[Start]

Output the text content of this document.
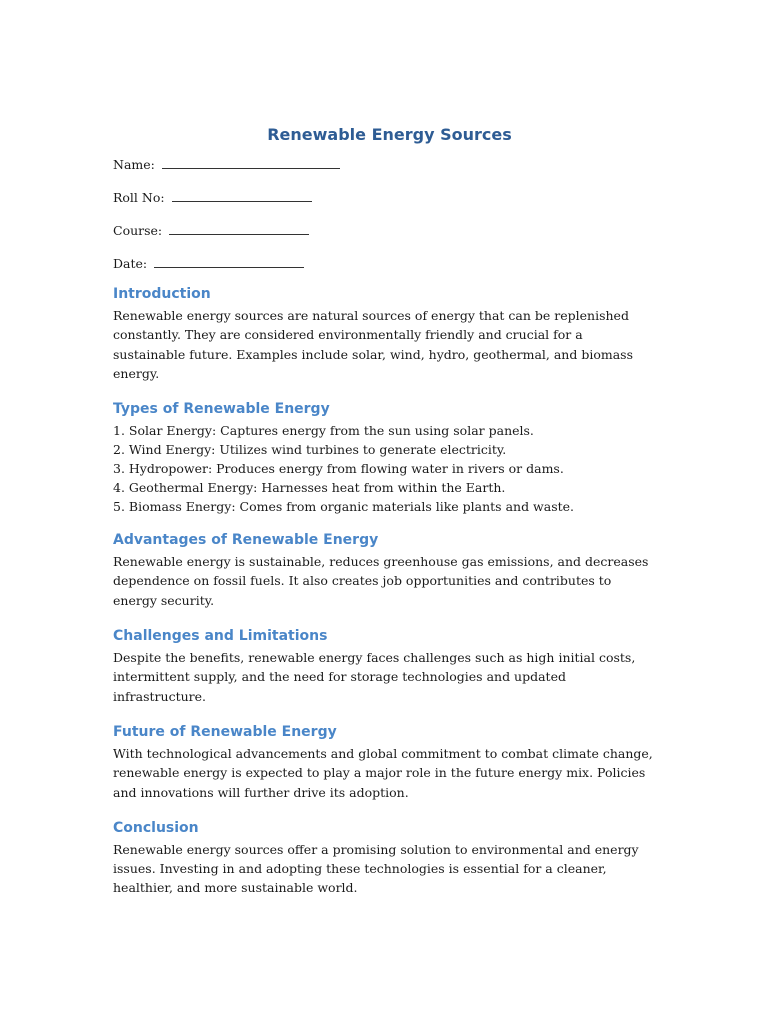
Renewable Energy Sources
Name:
Roll No:
Course:
Date:
Introduction

Renewable energy sources are natural sources of energy that can be replenished constantly. They are considered environmentally friendly and crucial for a sustainable future. Examples include solar, wind, hydro, geothermal, and biomass energy.

Types of Renewable Energy

1. Solar Energy: Captures energy from the sun using solar panels.

2. Wind Energy: Utilizes wind turbines to generate electricity.

3. Hydropower: Produces energy from flowing water in rivers or dams.

4. Geothermal Energy: Harnesses heat from within the Earth.

5. Biomass Energy: Comes from organic materials like plants and waste.

Advantages of Renewable Energy

Renewable energy is sustainable, reduces greenhouse gas emissions, and decreases dependence on fossil fuels. It also creates job opportunities and contributes to energy security.

Challenges and Limitations

Despite the benefits, renewable energy faces challenges such as high initial costs, intermittent supply, and the need for storage technologies and updated infrastructure.

Future of Renewable Energy

With technological advancements and global commitment to combat climate change, renewable energy is expected to play a major role in the future energy mix. Policies and innovations will further drive its adoption.

Conclusion

Renewable energy sources offer a promising solution to environmental and energy issues. Investing in and adopting these technologies is essential for a cleaner, healthier, and more sustainable world.
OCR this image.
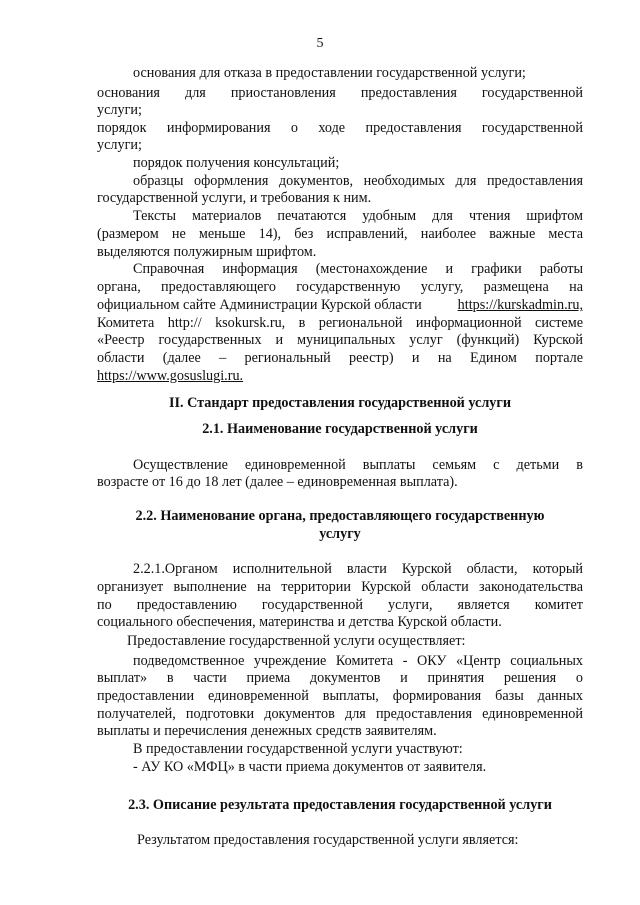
5
основания для отказа в предоставлении государственной услуги;
основания для приостановления предоставления государственной
услуги;
порядок информирования о ходе предоставления государственной
услуги;
порядок получения консультаций;
образцы оформления документов, необходимых для предоставления
государственной услуги, и требования к ним.
Тексты материалов печатаются удобным для чтения шрифтом
(размером не меньше 14), без исправлений, наиболее важные места
выделяются полужирным шрифтом.
Справочная информация (местонахождение и графики работы
органа, предоставляющего государственную услугу, размещена на
официальном сайте Администрации Курской области	https://kurskadmin.ru,
Комитета http:// ksokursk.ru, в региональной информационной системе
«Реестр государственных и муниципальных услуг (функций) Курской
области (далее – региональный реестр) и на Едином портале
https://www.gosuslugi.ru.
II. Стандарт предоставления государственной услуги
2.1. Наименование государственной услуги
Осуществление единовременной выплаты семьям с детьми в
возрасте от 16 до 18 лет (далее – единовременная выплата).
2.2. Наименование органа, предоставляющего государственную
услугу
2.2.1.Органом исполнительной власти Курской области, который
организует выполнение на территории Курской области законодательства
по предоставлению государственной услуги, является комитет
социального обеспечения, материнства и детства Курской области.
Предоставление государственной услуги осуществляет:
подведомственное учреждение Комитета - ОКУ «Центр социальных
выплат» в части приема документов и принятия решения о
предоставлении единовременной выплаты, формирования базы данных
получателей, подготовки документов для предоставления единовременной
выплаты и перечисления денежных средств заявителям.
В предоставлении государственной услуги участвуют:
- АУ КО «МФЦ» в части приема документов от заявителя.
2.3. Описание результата предоставления государственной услуги
Результатом предоставления государственной услуги является:
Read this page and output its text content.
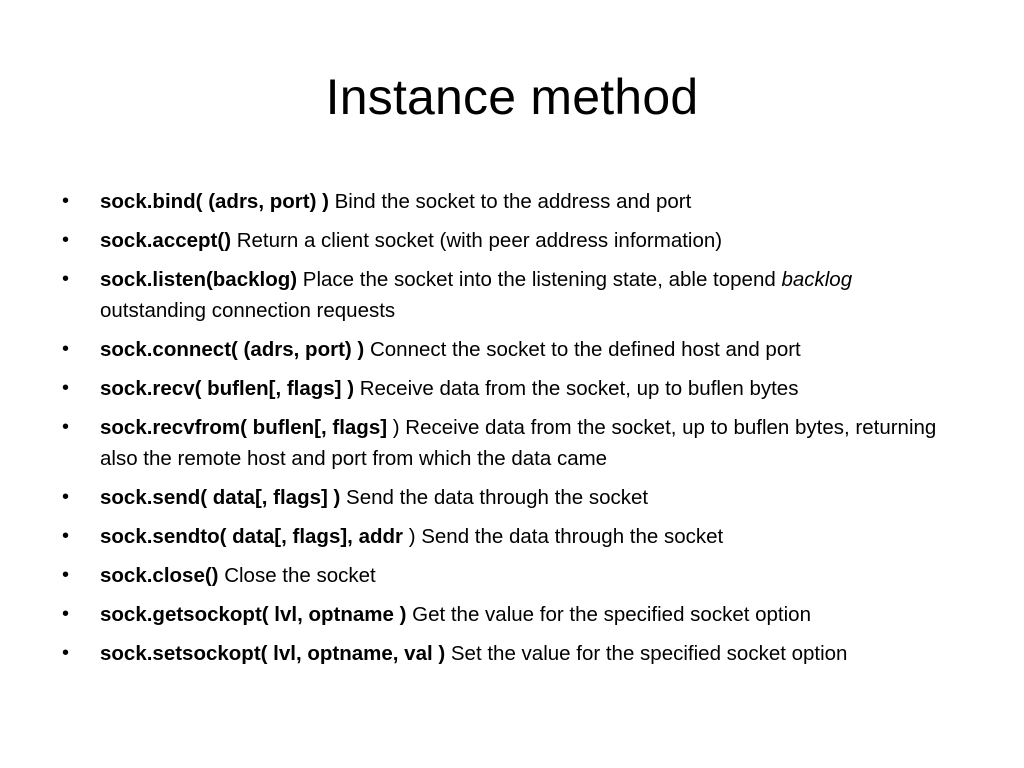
Instance method
•	sock.bind( (adrs, port) ) Bind the socket to the address and port
•	sock.accept() Return a client socket (with peer address information)
•	sock.listen(backlog) Place the socket into the listening state, able topend backlog outstanding connection requests
•	sock.connect( (adrs, port) ) Connect the socket to the defined host and port
•	sock.recv( buflen[, flags] ) Receive data from the socket, up to buflen bytes
•	sock.recvfrom( buflen[, flags] ) Receive data from the socket, up to buflen bytes, returning also the remote host and port from which the data came
•	sock.send( data[, flags] ) Send the data through the socket
•	sock.sendto( data[, flags], addr ) Send the data through the socket
•	sock.close() Close the socket
•	sock.getsockopt( lvl, optname ) Get the value for the specified socket option
•	sock.setsockopt( lvl, optname, val ) Set the value for the specified socket option
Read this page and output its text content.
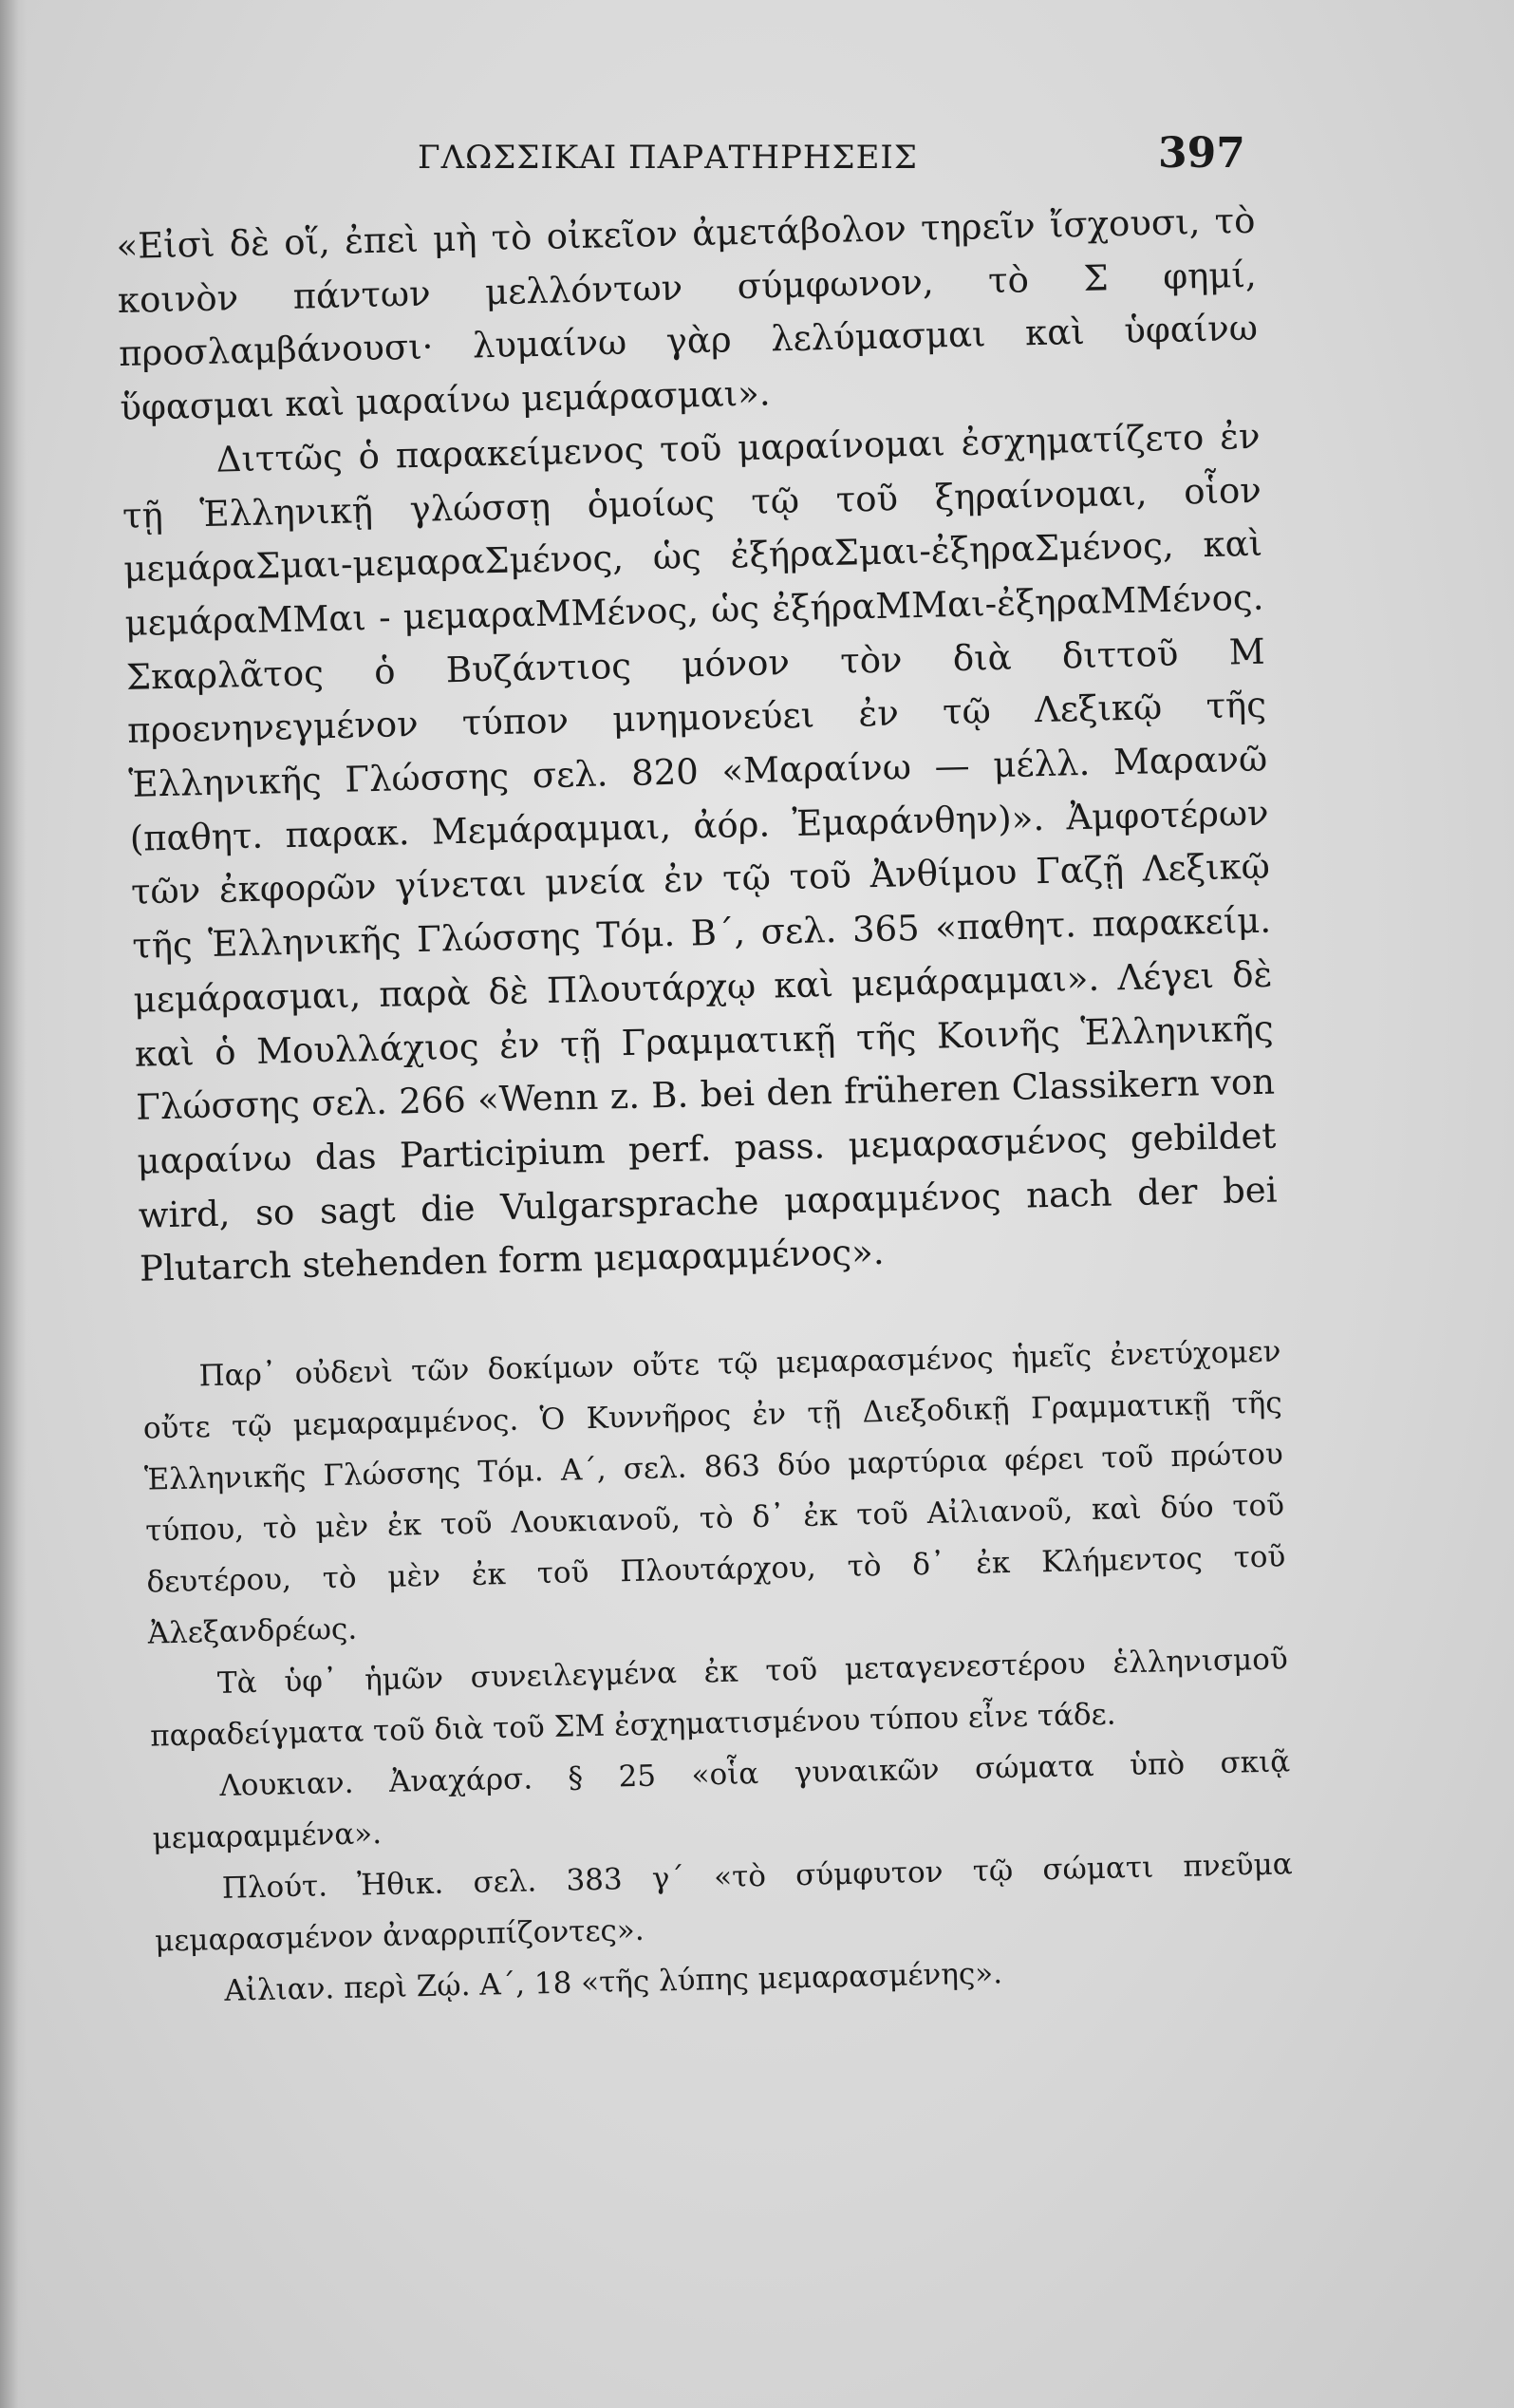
ΓΛΩΣΣΙΚΑΙ ΠΑΡΑΤΗΡΗΣΕΙΣ	397

«Εἰσὶ δὲ οἵ, ἐπεὶ μὴ τὸ οἰκεῖον ἀμετάβολον τηρεῖν ἴσχουσι, τὸ κοινὸν πάντων μελλόντων σύμφωνον, τὸ Σ φημί, προσλαμβάνουσι· λυμαίνω γὰρ λελύμασμαι καὶ ὑφαίνω ὕφασμαι καὶ μαραίνω μεμάρασμαι».

Διττῶς ὁ παρακείμενος τοῦ μαραίνομαι ἐσχηματίζετο ἐν τῇ Ἑλληνικῇ γλώσσῃ ὁμοίως τῷ τοῦ ξηραίνομαι, οἷον μεμάραΣμαι-μεμαραΣμένος, ὡς ἐξήραΣμαι-ἐξηραΣμένος, καὶ μεμάραΜΜαι - μεμαραΜΜένος, ὡς ἐξήραΜΜαι-ἐξηραΜΜένος. Σκαρλᾶτος ὁ Βυζάντιος μόνον τὸν διὰ διττοῦ Μ προενηνεγμένον τύπον μνημονεύει ἐν τῷ Λεξικῷ τῆς Ἑλληνικῆς Γλώσσης σελ. 820 «Μαραίνω — μέλλ. Μαρανῶ (παθητ. παρακ. Μεμάραμμαι, ἀόρ. Ἐμαράνθην)». Ἀμφοτέρων τῶν ἐκφορῶν γίνεται μνεία ἐν τῷ τοῦ Ἀνθίμου Γαζῇ Λεξικῷ τῆς Ἑλληνικῆς Γλώσσης Τόμ. Β΄, σελ. 365 «παθητ. παρακείμ. μεμάρασμαι, παρὰ δὲ Πλουτάρχῳ καὶ μεμάραμμαι». Λέγει δὲ καὶ ὁ Μουλλάχιος ἐν τῇ Γραμματικῇ τῆς Κοινῆς Ἑλληνικῆς Γλώσσης σελ. 266 «Wenn z. B. bei den früheren Classikern von μαραίνω das Participium perf. pass. μεμαρασμένος gebildet wird, so sagt die Vulgarsprache μαραμμένος nach der bei Plutarch stehenden form μεμαραμμένος».

Παρ᾽ οὐδενὶ τῶν δοκίμων οὔτε τῷ μεμαρασμένος ἡμεῖς ἐνετύχομεν οὔτε τῷ μεμαραμμένος. Ὁ Κυννῆρος ἐν τῇ Διεξοδικῇ Γραμματικῇ τῆς Ἑλληνικῆς Γλώσσης Τόμ. Α΄, σελ. 863 δύο μαρτύρια φέρει τοῦ πρώτου τύπου, τὸ μὲν ἐκ τοῦ Λουκιανοῦ, τὸ δ᾽ ἐκ τοῦ Αἰλιανοῦ, καὶ δύο τοῦ δευτέρου, τὸ μὲν ἐκ τοῦ Πλουτάρχου, τὸ δ᾽ ἐκ Κλήμεντος τοῦ Ἀλεξανδρέως.

Τὰ ὑφ᾽ ἡμῶν συνειλεγμένα ἐκ τοῦ μεταγενεστέρου ἑλληνισμοῦ παραδείγματα τοῦ διὰ τοῦ ΣΜ ἐσχηματισμένου τύπου εἶνε τάδε.

Λουκιαν. Ἀναχάρσ. § 25 «οἷα γυναικῶν σώματα ὑπὸ σκιᾷ μεμαραμμένα».

Πλούτ. Ἠθικ. σελ. 383 γ΄ «τὸ σύμφυτον τῷ σώματι πνεῦμα μεμαρασμένον ἀναρριπίζοντες».

Αἰλιαν. περὶ Ζῴ. Α΄, 18 «τῆς λύπης μεμαρασμένης».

[End]

**PROBLEM DETAILS**. Out of the material above, gather each line where "далее" appears.

**WRITTEN SOLUTION**.
области (далее – региональный реестр) и на Едином портале
возрасте от 16 до 18 лет (далее – единовременная выплата).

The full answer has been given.